:: PROVIDED ENTRIES ::

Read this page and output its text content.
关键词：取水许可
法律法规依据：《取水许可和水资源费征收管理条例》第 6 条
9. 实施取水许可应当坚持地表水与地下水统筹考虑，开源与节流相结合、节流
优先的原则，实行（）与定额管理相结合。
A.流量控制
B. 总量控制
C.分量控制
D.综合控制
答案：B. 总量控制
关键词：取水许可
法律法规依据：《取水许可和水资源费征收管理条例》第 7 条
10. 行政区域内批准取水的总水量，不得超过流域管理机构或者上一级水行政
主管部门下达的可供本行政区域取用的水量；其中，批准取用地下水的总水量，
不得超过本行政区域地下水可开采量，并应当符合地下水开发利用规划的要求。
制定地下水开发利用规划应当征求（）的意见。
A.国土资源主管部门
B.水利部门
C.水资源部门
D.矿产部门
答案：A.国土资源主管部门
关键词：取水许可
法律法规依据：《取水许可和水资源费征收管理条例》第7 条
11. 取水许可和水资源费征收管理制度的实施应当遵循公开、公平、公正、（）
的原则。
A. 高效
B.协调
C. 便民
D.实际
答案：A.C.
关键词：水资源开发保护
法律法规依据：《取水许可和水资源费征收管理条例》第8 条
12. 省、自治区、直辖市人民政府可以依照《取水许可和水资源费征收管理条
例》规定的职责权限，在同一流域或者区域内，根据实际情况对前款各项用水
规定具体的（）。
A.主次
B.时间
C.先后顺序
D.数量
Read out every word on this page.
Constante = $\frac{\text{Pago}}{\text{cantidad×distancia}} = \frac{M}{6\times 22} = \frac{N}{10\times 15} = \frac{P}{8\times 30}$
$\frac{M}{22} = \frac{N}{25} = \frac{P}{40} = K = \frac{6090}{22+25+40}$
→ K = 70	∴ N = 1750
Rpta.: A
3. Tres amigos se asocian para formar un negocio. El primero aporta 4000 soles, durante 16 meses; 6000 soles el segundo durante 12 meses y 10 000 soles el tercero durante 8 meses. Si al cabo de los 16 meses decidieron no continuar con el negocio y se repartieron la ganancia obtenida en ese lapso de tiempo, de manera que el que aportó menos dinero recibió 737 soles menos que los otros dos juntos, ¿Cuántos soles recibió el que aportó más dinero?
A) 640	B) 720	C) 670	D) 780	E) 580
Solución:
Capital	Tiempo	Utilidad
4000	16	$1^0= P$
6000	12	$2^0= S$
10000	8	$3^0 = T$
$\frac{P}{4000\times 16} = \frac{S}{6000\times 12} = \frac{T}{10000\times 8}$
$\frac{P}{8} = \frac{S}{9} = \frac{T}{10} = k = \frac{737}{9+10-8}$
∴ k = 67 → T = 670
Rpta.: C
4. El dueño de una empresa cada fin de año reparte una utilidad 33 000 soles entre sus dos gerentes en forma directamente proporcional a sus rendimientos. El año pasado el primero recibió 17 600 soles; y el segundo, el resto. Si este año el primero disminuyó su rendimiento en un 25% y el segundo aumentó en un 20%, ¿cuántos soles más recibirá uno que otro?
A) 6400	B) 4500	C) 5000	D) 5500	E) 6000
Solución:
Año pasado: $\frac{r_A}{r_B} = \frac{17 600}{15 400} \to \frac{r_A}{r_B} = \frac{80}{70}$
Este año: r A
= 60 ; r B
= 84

:::

Every line above should be written out again exactly as it stands.

Read this page and output its text content.
关键词：取水许可
法律法规依据：《取水许可和水资源费征收管理条例》第 6 条
9. 实施取水许可应当坚持地表水与地下水统筹考虑，开源与节流相结合、节流
优先的原则，实行（）与定额管理相结合。
A.流量控制
B. 总量控制
C.分量控制
D.综合控制
答案：B. 总量控制
关键词：取水许可
法律法规依据：《取水许可和水资源费征收管理条例》第 7 条
10. 行政区域内批准取水的总水量，不得超过流域管理机构或者上一级水行政
主管部门下达的可供本行政区域取用的水量；其中，批准取用地下水的总水量，
不得超过本行政区域地下水可开采量，并应当符合地下水开发利用规划的要求。
制定地下水开发利用规划应当征求（）的意见。
A.国土资源主管部门
B.水利部门
C.水资源部门
D.矿产部门
答案：A.国土资源主管部门
关键词：取水许可
法律法规依据：《取水许可和水资源费征收管理条例》第7 条
11. 取水许可和水资源费征收管理制度的实施应当遵循公开、公平、公正、（）
的原则。
A. 高效
B.协调
C. 便民
D.实际
答案：A.C.
关键词：水资源开发保护
法律法规依据：《取水许可和水资源费征收管理条例》第8 条
12. 省、自治区、直辖市人民政府可以依照《取水许可和水资源费征收管理条
例》规定的职责权限，在同一流域或者区域内，根据实际情况对前款各项用水
规定具体的（）。
A.主次
B.时间
C.先后顺序
D.数量
Read out every word on this page.
Constante = $\frac{\text{Pago}}{\text{cantidad×distancia}} = \frac{M}{6\times 22} = \frac{N}{10\times 15} = \frac{P}{8\times 30}$
$\frac{M}{22} = \frac{N}{25} = \frac{P}{40} = K = \frac{6090}{22+25+40}$
→ K = 70	∴ N = 1750
Rpta.: A
3. Tres amigos se asocian para formar un negocio. El primero aporta 4000 soles, durante 16 meses; 6000 soles el segundo durante 12 meses y 10 000 soles el tercero durante 8 meses. Si al cabo de los 16 meses decidieron no continuar con el negocio y se repartieron la ganancia obtenida en ese lapso de tiempo, de manera que el que aportó menos dinero recibió 737 soles menos que los otros dos juntos, ¿Cuántos soles recibió el que aportó más dinero?
A) 640	B) 720	C) 670	D) 780	E) 580
Solución:
Capital	Tiempo	Utilidad
4000	16	$1^0= P$
6000	12	$2^0= S$
10000	8	$3^0 = T$
$\frac{P}{4000\times 16} = \frac{S}{6000\times 12} = \frac{T}{10000\times 8}$
$\frac{P}{8} = \frac{S}{9} = \frac{T}{10} = k = \frac{737}{9+10-8}$
∴ k = 67 → T = 670
Rpta.: C
4. El dueño de una empresa cada fin de año reparte una utilidad 33 000 soles entre sus dos gerentes en forma directamente proporcional a sus rendimientos. El año pasado el primero recibió 17 600 soles; y el segundo, el resto. Si este año el primero disminuyó su rendimiento en un 25% y el segundo aumentó en un 20%, ¿cuántos soles más recibirá uno que otro?
A) 6400	B) 4500	C) 5000	D) 5500	E) 6000
Solución:
Año pasado: $\frac{r_A}{r_B} = \frac{17 600}{15 400} \to \frac{r_A}{r_B} = \frac{80}{70}$
Este año: r A
= 60 ; r B
= 84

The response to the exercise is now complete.